BEGIN LISTING
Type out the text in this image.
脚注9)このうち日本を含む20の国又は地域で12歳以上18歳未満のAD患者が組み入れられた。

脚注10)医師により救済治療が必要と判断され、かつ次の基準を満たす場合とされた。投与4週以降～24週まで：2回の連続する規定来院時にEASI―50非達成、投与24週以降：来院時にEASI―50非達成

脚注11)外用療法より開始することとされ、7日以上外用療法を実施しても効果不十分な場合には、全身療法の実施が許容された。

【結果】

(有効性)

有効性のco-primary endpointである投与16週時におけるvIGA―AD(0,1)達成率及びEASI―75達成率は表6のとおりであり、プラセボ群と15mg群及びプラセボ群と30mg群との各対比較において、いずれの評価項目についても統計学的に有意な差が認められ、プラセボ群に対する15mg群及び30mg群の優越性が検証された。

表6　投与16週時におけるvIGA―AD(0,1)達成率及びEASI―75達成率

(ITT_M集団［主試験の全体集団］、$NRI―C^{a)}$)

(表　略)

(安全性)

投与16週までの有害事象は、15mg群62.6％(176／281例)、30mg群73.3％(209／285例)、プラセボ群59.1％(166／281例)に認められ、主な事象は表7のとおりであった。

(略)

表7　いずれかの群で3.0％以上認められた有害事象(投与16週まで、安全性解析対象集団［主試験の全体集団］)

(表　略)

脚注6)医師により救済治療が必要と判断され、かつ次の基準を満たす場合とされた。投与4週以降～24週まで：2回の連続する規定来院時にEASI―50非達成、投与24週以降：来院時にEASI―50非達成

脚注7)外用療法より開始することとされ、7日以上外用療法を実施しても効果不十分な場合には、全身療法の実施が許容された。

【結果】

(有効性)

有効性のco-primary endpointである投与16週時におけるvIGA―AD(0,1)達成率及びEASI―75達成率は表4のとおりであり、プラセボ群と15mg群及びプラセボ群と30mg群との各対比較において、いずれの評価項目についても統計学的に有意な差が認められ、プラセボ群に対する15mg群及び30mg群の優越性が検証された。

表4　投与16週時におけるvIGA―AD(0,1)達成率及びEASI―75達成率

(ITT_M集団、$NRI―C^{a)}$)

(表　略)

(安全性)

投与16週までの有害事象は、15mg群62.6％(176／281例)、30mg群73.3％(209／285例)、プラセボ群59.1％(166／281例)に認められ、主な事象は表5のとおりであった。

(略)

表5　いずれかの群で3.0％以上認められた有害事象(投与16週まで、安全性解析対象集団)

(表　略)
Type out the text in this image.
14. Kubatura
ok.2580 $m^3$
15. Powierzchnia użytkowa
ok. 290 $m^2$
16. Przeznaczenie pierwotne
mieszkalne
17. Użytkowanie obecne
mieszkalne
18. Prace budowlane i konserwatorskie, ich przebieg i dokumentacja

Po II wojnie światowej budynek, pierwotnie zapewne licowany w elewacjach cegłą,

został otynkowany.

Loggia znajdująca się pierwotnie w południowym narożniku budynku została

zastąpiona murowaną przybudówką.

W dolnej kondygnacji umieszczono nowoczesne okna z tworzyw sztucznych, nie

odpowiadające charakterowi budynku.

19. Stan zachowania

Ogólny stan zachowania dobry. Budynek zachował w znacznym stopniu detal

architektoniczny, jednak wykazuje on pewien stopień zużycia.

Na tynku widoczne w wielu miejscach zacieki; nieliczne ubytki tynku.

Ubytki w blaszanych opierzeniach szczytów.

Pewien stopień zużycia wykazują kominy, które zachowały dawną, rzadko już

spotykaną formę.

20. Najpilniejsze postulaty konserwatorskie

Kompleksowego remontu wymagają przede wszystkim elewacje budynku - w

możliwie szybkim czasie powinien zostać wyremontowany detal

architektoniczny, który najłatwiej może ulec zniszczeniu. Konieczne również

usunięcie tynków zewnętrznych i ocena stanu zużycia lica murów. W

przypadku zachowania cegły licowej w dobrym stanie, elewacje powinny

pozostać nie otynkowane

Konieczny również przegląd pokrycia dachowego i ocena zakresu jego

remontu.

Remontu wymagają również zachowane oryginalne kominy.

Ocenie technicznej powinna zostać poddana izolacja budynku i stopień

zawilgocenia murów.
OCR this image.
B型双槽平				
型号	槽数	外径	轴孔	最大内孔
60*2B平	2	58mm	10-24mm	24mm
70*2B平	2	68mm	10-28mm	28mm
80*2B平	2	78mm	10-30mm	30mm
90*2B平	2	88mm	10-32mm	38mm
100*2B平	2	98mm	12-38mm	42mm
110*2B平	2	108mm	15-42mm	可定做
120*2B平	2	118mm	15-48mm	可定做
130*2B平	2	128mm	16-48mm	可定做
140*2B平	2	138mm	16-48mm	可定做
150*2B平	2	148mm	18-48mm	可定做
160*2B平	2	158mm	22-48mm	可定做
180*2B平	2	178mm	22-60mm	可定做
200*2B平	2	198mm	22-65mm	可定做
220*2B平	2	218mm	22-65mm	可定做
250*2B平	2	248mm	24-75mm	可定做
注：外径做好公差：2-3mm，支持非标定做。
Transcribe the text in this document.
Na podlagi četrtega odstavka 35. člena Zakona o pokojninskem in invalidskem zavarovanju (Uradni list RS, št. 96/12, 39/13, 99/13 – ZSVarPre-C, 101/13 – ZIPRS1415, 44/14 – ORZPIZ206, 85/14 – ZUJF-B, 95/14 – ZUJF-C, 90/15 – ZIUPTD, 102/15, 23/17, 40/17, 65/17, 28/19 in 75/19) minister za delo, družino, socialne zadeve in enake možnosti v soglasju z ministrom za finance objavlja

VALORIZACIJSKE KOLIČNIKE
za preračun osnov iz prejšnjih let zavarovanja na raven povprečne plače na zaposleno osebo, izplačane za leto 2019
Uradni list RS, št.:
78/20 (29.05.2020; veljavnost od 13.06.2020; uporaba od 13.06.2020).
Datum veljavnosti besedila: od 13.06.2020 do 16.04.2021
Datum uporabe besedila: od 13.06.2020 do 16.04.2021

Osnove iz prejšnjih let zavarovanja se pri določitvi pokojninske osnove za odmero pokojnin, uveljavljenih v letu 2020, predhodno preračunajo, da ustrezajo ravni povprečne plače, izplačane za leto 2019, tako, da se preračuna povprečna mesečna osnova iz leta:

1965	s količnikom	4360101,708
END LISTING
**EXERCISE TASK:**
Where a line of the data holds "stopień", show that line.

**CORRECT RESULT:**
architektoniczny, jednak wykazuje on pewien stopień zużycia.
Pewien stopień zużycia wykazują kominy, które zachowały dawną, rzadko już
Ocenie technicznej powinna zostać poddana izolacja budynku i stopień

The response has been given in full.